Stored data:
::::::::

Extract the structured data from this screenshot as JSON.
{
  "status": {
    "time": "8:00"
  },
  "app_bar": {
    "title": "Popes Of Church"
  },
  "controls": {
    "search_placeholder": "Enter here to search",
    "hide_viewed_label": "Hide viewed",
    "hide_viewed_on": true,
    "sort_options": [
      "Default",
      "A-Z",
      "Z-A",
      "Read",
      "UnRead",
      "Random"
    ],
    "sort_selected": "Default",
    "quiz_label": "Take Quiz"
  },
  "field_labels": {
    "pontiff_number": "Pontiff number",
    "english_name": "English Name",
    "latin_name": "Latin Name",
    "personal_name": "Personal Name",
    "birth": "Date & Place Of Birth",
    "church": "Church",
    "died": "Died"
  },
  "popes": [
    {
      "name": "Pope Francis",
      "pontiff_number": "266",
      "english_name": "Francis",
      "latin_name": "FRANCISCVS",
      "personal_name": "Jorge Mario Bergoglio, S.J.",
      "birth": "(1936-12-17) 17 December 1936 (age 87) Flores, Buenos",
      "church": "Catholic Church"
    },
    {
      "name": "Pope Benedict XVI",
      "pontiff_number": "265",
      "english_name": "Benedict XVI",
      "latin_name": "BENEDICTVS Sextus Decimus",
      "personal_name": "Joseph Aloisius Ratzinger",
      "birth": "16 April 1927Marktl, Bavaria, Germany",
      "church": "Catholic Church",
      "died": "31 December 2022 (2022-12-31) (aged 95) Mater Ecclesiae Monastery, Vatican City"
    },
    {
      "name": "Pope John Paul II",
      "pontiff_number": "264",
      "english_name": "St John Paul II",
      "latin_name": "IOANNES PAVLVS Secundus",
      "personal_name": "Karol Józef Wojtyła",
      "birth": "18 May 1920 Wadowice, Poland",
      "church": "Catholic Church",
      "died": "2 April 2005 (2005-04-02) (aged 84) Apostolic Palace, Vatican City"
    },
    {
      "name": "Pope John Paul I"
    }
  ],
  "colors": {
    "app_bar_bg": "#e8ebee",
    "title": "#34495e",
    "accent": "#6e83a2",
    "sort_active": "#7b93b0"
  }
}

::::::::

Do this:
Write each line above out exactly.

Response to the task:
Extract the structured data from this screenshot as JSON.
{
  "status": {
    "time": "8:00"
  },
  "app_bar": {
    "title": "Popes Of Church"
  },
  "controls": {
    "search_placeholder": "Enter here to search",
    "hide_viewed_label": "Hide viewed",
    "hide_viewed_on": true,
    "sort_options": [
      "Default",
      "A-Z",
      "Z-A",
      "Read",
      "UnRead",
      "Random"
    ],
    "sort_selected": "Default",
    "quiz_label": "Take Quiz"
  },
  "field_labels": {
    "pontiff_number": "Pontiff number",
    "english_name": "English Name",
    "latin_name": "Latin Name",
    "personal_name": "Personal Name",
    "birth": "Date & Place Of Birth",
    "church": "Church",
    "died": "Died"
  },
  "popes": [
    {
      "name": "Pope Francis",
      "pontiff_number": "266",
      "english_name": "Francis",
      "latin_name": "FRANCISCVS",
      "personal_name": "Jorge Mario Bergoglio, S.J.",
      "birth": "(1936-12-17) 17 December 1936 (age 87) Flores, Buenos",
      "church": "Catholic Church"
    },
    {
      "name": "Pope Benedict XVI",
      "pontiff_number": "265",
      "english_name": "Benedict XVI",
      "latin_name": "BENEDICTVS Sextus Decimus",
      "personal_name": "Joseph Aloisius Ratzinger",
      "birth": "16 April 1927Marktl, Bavaria, Germany",
      "church": "Catholic Church",
      "died": "31 December 2022 (2022-12-31) (aged 95) Mater Ecclesiae Monastery, Vatican City"
    },
    {
      "name": "Pope John Paul II",
      "pontiff_number": "264",
      "english_name": "St John Paul II",
      "latin_name": "IOANNES PAVLVS Secundus",
      "personal_name": "Karol Józef Wojtyła",
      "birth": "18 May 1920 Wadowice, Poland",
      "church": "Catholic Church",
      "died": "2 April 2005 (2005-04-02) (aged 84) Apostolic Palace, Vatican City"
    },
    {
      "name": "Pope John Paul I"
    }
  ],
  "colors": {
    "app_bar_bg": "#e8ebee",
    "title": "#34495e",
    "accent": "#6e83a2",
    "sort_active": "#7b93b0"
  }
}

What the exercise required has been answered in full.